REQUIREMENTS:
Quote the whole listing word for word. Do not include the pictures.

• • •

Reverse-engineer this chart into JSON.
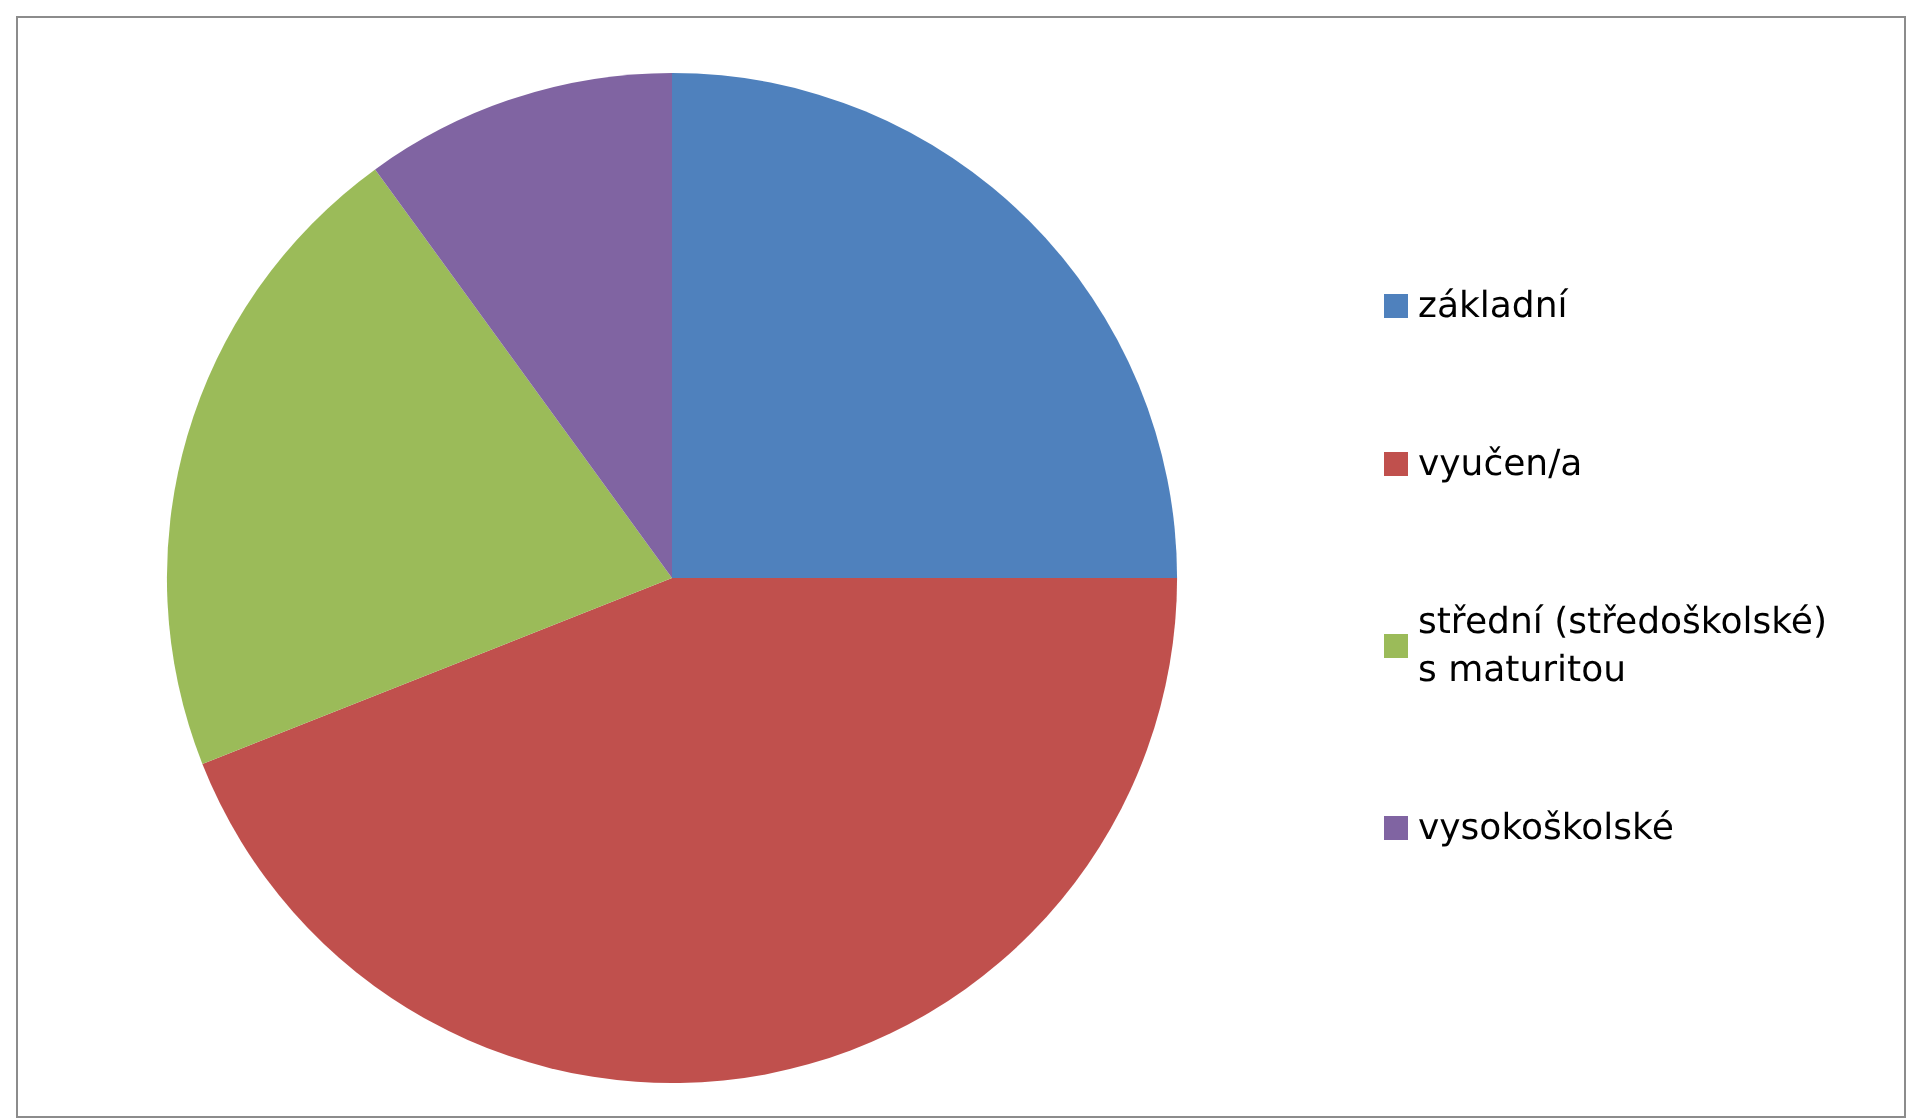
{
  "chart_data": {
    "type": "pie",
    "categories": [
      "základní",
      "vyučen/a",
      "střední (středoškolské) s maturitou",
      "vysokoškolské"
    ],
    "values": [
      25,
      44,
      21,
      10
    ],
    "colors": [
      "#4f81bd",
      "#c0504d",
      "#9bbb59",
      "#8064a2"
    ],
    "legend": "right"
  }
}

• • •

FULL RESPONSE:
Reverse-engineer this chart into JSON.
{
  "chart_data": {
    "type": "pie",
    "categories": [
      "základní",
      "vyučen/a",
      "střední (středoškolské) s maturitou",
      "vysokoškolské"
    ],
    "values": [
      25,
      44,
      21,
      10
    ],
    "colors": [
      "#4f81bd",
      "#c0504d",
      "#9bbb59",
      "#8064a2"
    ],
    "legend": "right"
  }
}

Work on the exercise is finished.